Material shown:
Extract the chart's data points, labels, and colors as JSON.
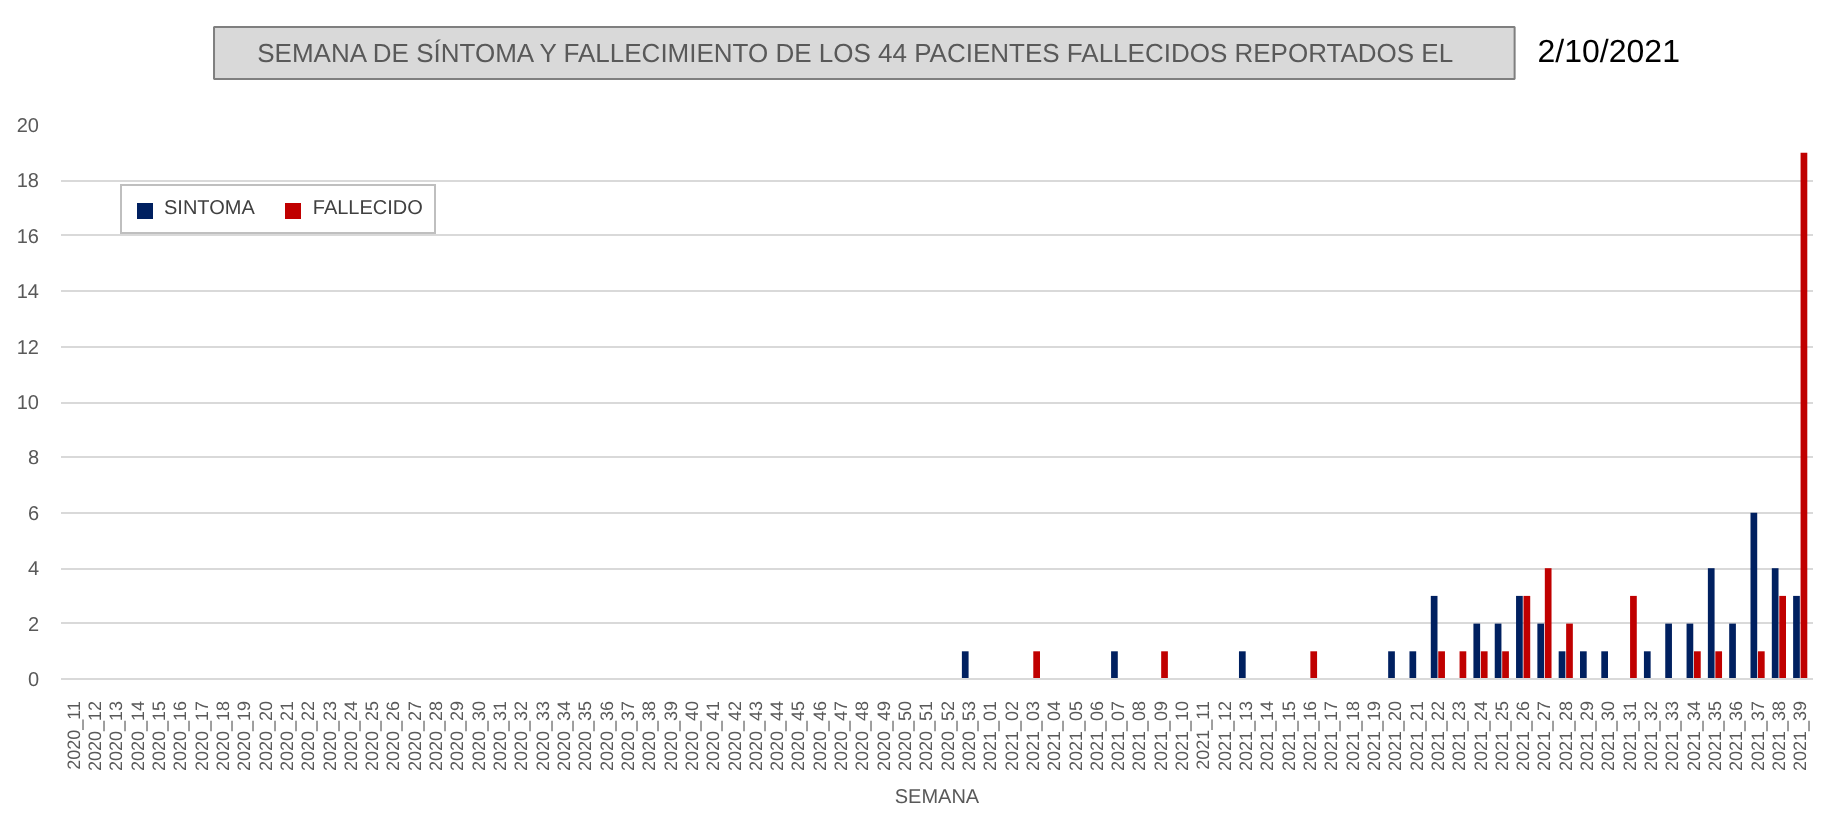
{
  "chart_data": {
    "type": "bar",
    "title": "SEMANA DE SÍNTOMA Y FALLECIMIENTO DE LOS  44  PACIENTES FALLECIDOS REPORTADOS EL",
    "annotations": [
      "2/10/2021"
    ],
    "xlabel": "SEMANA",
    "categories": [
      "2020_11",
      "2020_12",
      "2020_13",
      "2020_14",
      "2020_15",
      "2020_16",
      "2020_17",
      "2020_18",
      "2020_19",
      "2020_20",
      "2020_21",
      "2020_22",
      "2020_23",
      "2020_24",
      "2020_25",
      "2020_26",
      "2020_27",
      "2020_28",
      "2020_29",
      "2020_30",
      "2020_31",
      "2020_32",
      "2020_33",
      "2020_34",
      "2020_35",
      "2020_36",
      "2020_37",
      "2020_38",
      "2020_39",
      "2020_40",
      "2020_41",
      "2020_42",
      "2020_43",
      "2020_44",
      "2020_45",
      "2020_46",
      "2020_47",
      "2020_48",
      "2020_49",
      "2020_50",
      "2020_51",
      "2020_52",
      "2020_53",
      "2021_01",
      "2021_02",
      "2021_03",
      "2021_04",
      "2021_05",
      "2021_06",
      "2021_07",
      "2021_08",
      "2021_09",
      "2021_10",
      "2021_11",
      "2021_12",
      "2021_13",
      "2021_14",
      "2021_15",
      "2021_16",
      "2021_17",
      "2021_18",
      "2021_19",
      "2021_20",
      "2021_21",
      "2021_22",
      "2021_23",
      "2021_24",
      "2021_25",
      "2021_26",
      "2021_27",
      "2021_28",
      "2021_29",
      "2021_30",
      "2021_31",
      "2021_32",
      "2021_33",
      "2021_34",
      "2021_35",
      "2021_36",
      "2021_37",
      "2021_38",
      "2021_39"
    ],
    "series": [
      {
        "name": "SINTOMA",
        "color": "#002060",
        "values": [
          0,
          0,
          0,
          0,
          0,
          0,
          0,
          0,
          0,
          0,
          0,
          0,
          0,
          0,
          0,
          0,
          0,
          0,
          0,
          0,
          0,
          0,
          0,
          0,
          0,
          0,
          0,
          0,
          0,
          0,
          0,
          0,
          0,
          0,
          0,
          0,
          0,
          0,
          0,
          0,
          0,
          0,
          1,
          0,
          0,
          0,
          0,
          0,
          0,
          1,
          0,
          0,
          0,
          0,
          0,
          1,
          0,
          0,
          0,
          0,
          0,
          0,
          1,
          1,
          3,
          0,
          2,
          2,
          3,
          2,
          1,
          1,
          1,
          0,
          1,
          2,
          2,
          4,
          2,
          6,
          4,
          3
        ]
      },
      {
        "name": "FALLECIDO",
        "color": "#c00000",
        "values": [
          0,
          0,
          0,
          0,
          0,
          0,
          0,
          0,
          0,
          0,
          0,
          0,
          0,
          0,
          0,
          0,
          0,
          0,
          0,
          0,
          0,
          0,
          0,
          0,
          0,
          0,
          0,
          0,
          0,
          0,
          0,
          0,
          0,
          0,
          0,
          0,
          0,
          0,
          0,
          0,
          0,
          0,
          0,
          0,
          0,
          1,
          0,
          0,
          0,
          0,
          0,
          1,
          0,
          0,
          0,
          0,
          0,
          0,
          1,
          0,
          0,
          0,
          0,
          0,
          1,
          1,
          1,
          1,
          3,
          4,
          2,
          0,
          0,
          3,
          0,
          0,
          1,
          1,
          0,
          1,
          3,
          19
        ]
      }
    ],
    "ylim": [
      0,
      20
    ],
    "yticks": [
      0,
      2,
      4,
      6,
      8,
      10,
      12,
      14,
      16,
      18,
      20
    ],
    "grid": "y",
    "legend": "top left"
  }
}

Task details: Identify every line above with the string "SEMANA" in it. Copy those lines.

Exercise output:
    "title": "SEMANA DE SÍNTOMA Y FALLECIMIENTO DE LOS  44  PACIENTES FALLECIDOS REPORTADOS EL",
    "xlabel": "SEMANA",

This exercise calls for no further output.